> **Your instructions**:
Copy all the data exactly, except the pictures.

>> begin

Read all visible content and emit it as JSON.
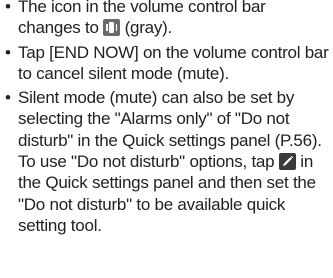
{
  "bullets": [
    {
      "parts": [
        "The icon in the volume control bar changes to ",
        " (gray)."
      ],
      "icon": "vibrate-icon"
    },
    {
      "text": "Tap [END NOW] on the volume control bar to cancel silent mode (mute)."
    },
    {
      "parts": [
        "Silent mode (mute) can also be set by selecting the \"Alarms only\" of \"Do not disturb\" in the Quick settings panel (P.56). To use \"Do not disturb\" options, tap ",
        " in the Quick settings panel and then set the \"Do not disturb\" to be available quick setting tool."
      ],
      "icon": "edit-pencil-icon"
    }
  ],
  "bullet_glyph": "•",
  "colors": {
    "text": "#222222",
    "vibrate_icon_bg": "#6b6b6b",
    "edit_icon_bg": "#3a3a3a"
  }
}
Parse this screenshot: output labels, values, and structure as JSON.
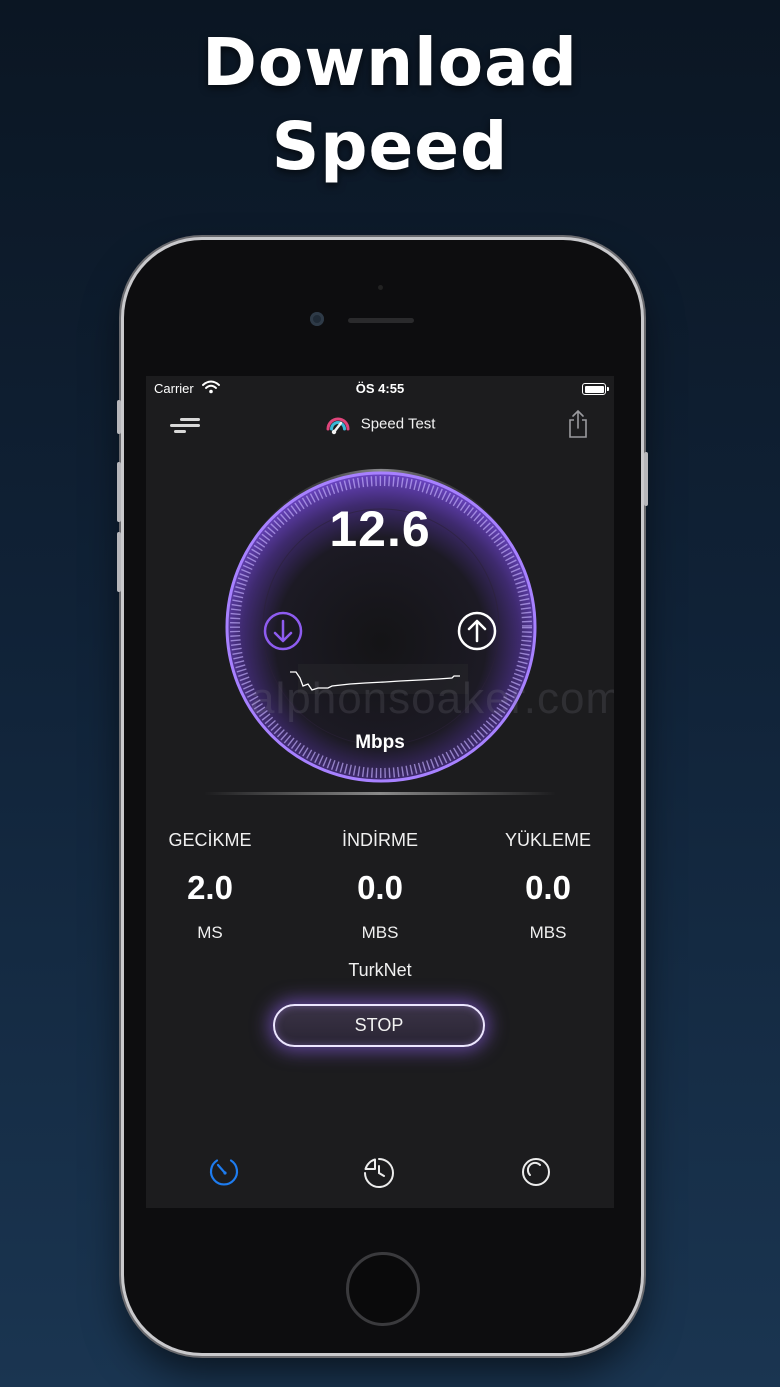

>> end

> **Exercise solution**:
Read all visible content and emit it as JSON.
{
  "bullets": [
    {
      "parts": [
        "The icon in the volume control bar changes to ",
        " (gray)."
      ],
      "icon": "vibrate-icon"
    },
    {
      "text": "Tap [END NOW] on the volume control bar to cancel silent mode (mute)."
    },
    {
      "parts": [
        "Silent mode (mute) can also be set by selecting the \"Alarms only\" of \"Do not disturb\" in the Quick settings panel (P.56). To use \"Do not disturb\" options, tap ",
        " in the Quick settings panel and then set the \"Do not disturb\" to be available quick setting tool."
      ],
      "icon": "edit-pencil-icon"
    }
  ],
  "bullet_glyph": "•",
  "colors": {
    "text": "#222222",
    "vibrate_icon_bg": "#6b6b6b",
    "edit_icon_bg": "#3a3a3a"
  }
}
Parse this screenshot: output labels, values, and structure as JSON.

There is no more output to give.